Records provided —
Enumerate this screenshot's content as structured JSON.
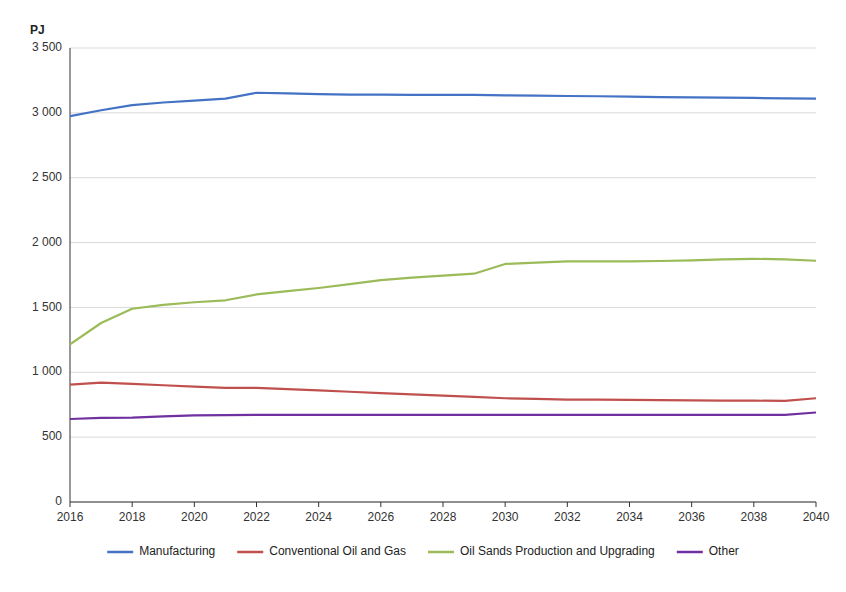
{
  "chart_data": {
    "type": "line",
    "y_label": "PJ",
    "x": [
      2016,
      2017,
      2018,
      2019,
      2020,
      2021,
      2022,
      2023,
      2024,
      2025,
      2026,
      2027,
      2028,
      2029,
      2030,
      2031,
      2032,
      2033,
      2034,
      2035,
      2036,
      2037,
      2038,
      2039,
      2040
    ],
    "series": [
      {
        "name": "Manufacturing",
        "color": "#4472C4",
        "values": [
          2975,
          3020,
          3060,
          3080,
          3095,
          3110,
          3155,
          3150,
          3145,
          3140,
          3140,
          3138,
          3138,
          3138,
          3135,
          3133,
          3130,
          3128,
          3125,
          3122,
          3120,
          3118,
          3115,
          3112,
          3110
        ]
      },
      {
        "name": "Conventional Oil and Gas",
        "color": "#C0504D",
        "values": [
          905,
          920,
          910,
          900,
          890,
          880,
          880,
          870,
          860,
          850,
          840,
          830,
          820,
          810,
          800,
          795,
          790,
          790,
          788,
          785,
          783,
          782,
          781,
          780,
          800
        ]
      },
      {
        "name": "Oil Sands Production and Upgrading",
        "color": "#9BBB59",
        "values": [
          1215,
          1380,
          1490,
          1520,
          1540,
          1555,
          1600,
          1625,
          1650,
          1680,
          1710,
          1730,
          1745,
          1760,
          1835,
          1845,
          1855,
          1855,
          1855,
          1858,
          1862,
          1870,
          1875,
          1870,
          1860
        ]
      },
      {
        "name": "Other",
        "color": "#7030A0",
        "values": [
          640,
          648,
          650,
          660,
          668,
          670,
          672,
          672,
          672,
          672,
          672,
          672,
          672,
          672,
          672,
          672,
          672,
          672,
          672,
          672,
          672,
          672,
          672,
          672,
          690
        ]
      }
    ],
    "xlim": [
      2016,
      2040
    ],
    "xticks": [
      2016,
      2018,
      2020,
      2022,
      2024,
      2026,
      2028,
      2030,
      2032,
      2034,
      2036,
      2038,
      2040
    ],
    "ylim": [
      0,
      3500
    ],
    "yticks": [
      0,
      500,
      {
        "value": 1000,
        "label": "1 000"
      },
      {
        "value": 1500,
        "label": "1 500"
      },
      {
        "value": 2000,
        "label": "2 000"
      },
      {
        "value": 2500,
        "label": "2 500"
      },
      {
        "value": 3000,
        "label": "3 000"
      },
      {
        "value": 3500,
        "label": "3 500"
      }
    ],
    "grid": true,
    "legend": "bottom"
  }
}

Exercise instructions — Your answer should be a single number: how many lines in the data above include "color"?

Answer to the problem — 4